— start Supplied data —

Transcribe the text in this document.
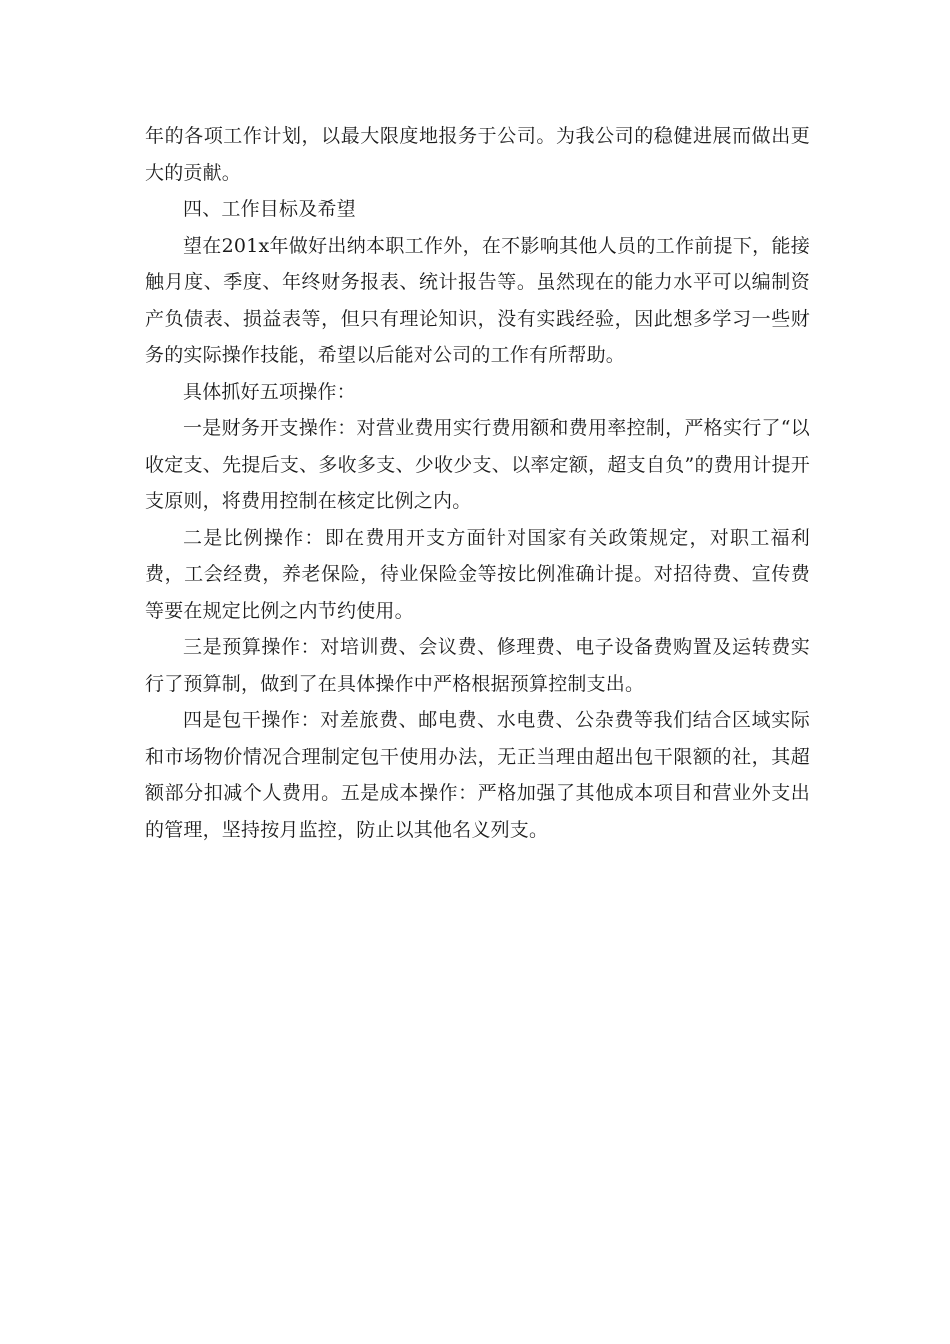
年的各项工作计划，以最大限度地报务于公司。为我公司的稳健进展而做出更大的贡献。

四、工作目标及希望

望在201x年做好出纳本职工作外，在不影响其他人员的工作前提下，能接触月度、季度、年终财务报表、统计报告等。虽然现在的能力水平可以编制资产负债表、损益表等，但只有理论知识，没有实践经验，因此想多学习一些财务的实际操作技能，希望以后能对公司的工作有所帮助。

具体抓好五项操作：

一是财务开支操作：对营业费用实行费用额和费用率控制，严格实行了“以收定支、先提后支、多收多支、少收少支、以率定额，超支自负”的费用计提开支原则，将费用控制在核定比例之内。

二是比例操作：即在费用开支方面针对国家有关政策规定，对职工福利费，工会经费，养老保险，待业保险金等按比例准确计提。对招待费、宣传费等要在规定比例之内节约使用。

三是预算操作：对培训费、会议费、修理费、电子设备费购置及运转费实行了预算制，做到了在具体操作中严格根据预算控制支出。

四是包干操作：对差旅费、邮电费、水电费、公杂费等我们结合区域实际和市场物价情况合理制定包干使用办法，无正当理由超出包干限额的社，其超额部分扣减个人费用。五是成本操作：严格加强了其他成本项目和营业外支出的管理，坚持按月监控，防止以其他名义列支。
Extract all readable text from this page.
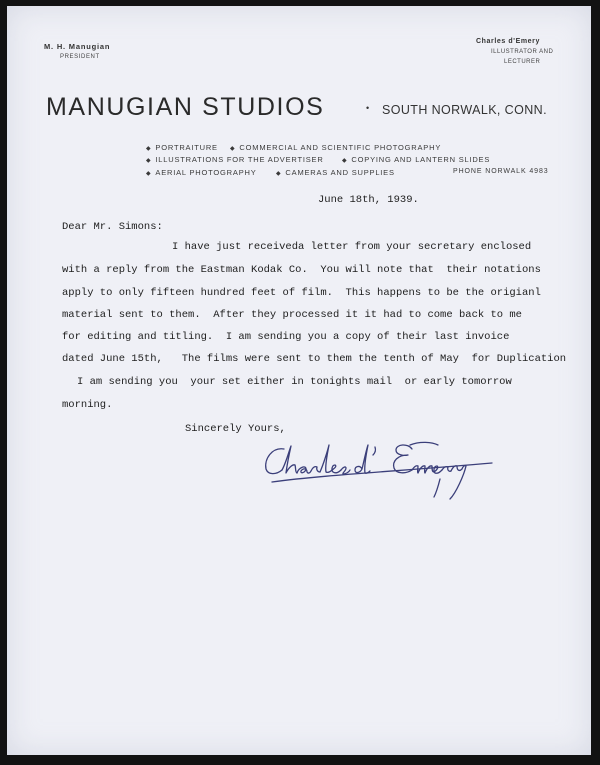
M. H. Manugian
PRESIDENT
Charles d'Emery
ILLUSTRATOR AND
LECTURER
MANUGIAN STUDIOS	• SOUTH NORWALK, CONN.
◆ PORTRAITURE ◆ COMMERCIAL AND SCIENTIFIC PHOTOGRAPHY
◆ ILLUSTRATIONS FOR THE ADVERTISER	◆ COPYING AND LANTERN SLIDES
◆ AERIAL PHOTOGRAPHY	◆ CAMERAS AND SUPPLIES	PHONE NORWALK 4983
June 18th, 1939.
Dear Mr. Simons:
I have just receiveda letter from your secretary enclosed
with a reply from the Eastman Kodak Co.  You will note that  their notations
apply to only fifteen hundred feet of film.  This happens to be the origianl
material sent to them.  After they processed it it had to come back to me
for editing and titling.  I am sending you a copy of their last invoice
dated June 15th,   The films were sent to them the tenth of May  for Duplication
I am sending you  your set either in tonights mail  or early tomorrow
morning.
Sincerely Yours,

— end Supplied data —
— start Supplied data —

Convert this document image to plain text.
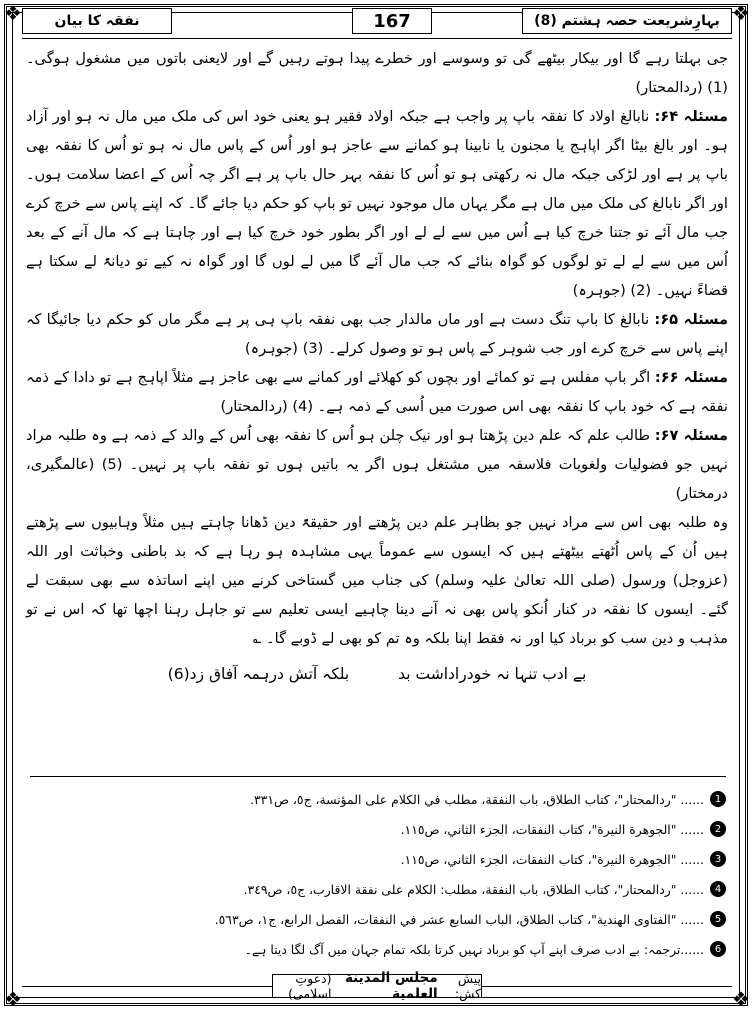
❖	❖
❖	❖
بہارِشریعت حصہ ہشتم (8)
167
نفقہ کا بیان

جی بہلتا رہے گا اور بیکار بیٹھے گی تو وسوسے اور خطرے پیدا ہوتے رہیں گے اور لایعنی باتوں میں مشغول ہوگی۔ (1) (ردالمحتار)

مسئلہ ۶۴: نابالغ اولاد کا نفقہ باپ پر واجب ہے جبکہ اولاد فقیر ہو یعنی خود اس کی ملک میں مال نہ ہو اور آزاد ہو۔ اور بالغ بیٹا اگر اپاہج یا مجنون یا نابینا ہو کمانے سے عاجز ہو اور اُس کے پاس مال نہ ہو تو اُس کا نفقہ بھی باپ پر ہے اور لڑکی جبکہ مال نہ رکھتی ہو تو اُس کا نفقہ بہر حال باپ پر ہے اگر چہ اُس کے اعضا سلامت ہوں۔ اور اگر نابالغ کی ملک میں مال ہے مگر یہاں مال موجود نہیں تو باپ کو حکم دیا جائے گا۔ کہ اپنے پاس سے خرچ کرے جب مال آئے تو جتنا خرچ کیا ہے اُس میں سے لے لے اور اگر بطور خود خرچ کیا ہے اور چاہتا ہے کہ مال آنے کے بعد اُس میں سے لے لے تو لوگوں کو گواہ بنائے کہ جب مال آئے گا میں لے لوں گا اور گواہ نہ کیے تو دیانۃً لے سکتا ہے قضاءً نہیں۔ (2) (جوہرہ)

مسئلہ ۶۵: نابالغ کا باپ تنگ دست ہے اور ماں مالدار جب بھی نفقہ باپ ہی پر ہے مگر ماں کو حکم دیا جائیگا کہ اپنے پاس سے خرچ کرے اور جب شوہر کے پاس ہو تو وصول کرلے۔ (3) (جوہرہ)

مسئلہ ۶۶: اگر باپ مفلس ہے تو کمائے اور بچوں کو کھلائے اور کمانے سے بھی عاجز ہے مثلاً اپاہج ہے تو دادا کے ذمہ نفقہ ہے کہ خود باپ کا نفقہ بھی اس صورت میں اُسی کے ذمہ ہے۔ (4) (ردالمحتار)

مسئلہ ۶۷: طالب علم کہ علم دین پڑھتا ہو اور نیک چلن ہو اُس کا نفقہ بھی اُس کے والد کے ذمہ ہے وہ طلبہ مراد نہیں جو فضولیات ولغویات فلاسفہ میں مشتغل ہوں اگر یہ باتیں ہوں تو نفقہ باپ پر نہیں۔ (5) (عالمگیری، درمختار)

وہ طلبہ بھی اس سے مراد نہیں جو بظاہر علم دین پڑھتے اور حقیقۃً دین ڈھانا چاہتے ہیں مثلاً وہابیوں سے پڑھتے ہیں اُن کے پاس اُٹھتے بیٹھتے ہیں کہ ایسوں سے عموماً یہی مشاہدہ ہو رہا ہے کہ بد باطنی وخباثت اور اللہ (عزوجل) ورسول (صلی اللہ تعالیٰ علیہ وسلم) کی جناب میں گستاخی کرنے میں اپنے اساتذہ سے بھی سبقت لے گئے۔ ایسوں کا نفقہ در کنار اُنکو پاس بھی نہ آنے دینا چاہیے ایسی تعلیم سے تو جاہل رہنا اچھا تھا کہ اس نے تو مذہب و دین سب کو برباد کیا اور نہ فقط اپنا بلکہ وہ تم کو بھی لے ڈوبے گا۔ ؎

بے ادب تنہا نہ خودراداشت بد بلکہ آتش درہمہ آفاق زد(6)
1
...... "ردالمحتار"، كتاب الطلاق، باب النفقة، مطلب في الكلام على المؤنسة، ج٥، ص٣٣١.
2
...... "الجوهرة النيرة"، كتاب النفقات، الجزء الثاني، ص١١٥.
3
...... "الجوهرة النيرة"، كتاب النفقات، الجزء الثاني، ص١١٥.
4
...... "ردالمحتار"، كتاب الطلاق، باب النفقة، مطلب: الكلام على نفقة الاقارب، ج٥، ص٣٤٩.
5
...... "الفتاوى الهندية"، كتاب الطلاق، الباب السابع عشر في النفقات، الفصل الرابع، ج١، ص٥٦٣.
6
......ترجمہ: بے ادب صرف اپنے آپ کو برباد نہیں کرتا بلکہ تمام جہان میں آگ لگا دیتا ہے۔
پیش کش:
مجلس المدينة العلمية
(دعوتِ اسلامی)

— end Supplied data —
— start Supplied data —

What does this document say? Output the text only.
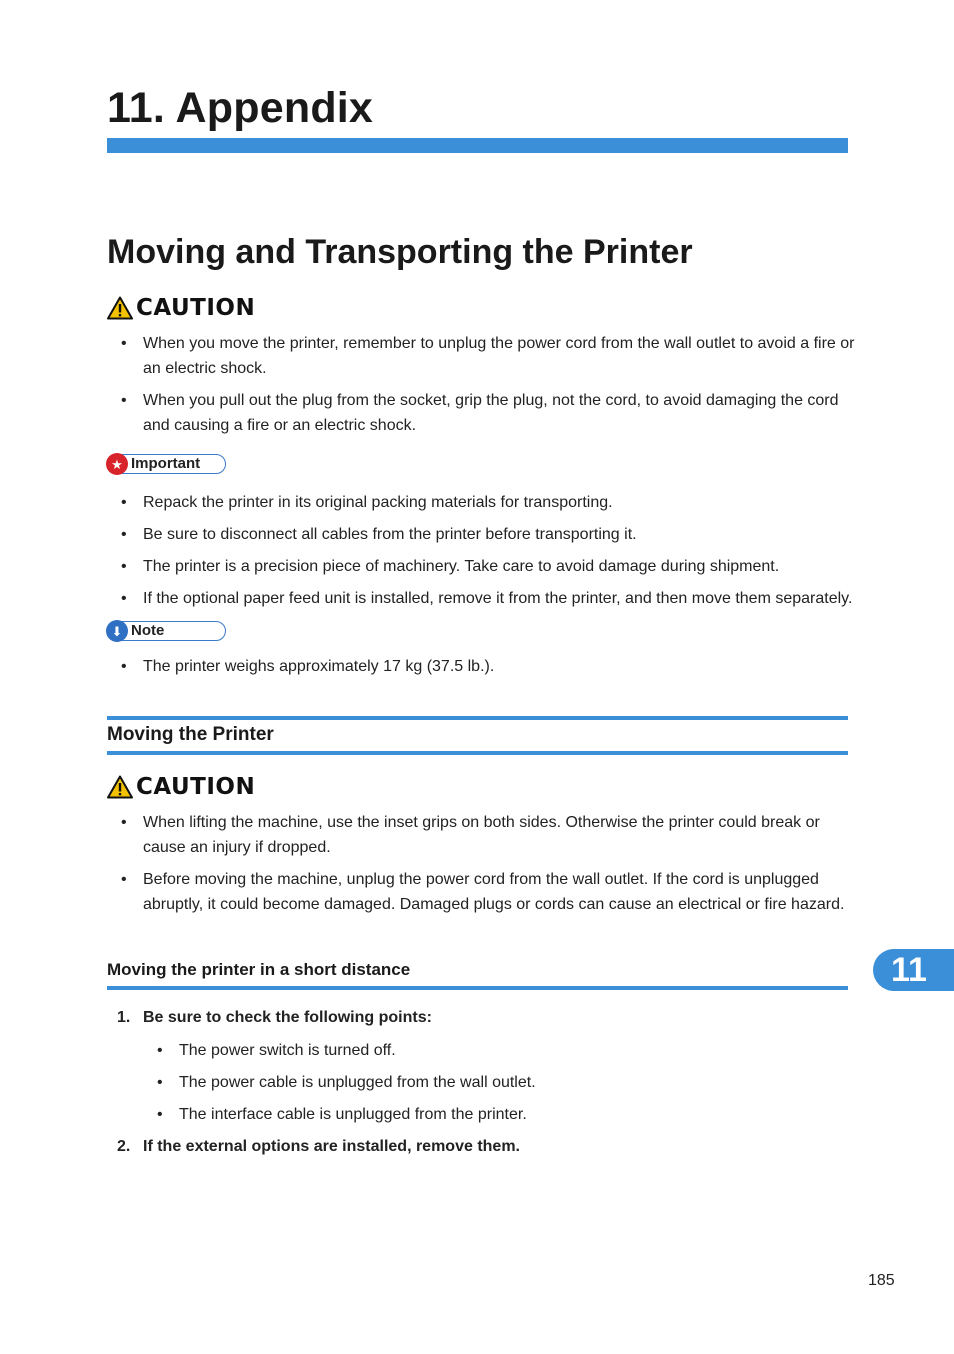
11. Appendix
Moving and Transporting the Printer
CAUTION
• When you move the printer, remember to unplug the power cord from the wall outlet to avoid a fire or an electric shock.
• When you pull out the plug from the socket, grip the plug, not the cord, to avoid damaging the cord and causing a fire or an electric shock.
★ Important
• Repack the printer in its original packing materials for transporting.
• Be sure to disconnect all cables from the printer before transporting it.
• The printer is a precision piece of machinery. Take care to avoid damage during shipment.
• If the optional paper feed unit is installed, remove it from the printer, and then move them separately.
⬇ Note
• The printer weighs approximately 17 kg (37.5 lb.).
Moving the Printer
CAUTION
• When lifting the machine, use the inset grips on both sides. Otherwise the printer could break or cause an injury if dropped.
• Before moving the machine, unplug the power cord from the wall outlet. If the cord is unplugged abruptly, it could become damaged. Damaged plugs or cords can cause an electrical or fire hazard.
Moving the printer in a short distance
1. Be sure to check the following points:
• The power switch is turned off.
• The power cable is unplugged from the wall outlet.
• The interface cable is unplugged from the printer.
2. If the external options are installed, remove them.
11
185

— end Supplied data —

(Problem details): Scan the material and collect every line that contains "their".

(Exercise solution):
with a reply from the Eastman Kodak Co.  You will note that  their notations
for editing and titling.  I am sending you a copy of their last invoice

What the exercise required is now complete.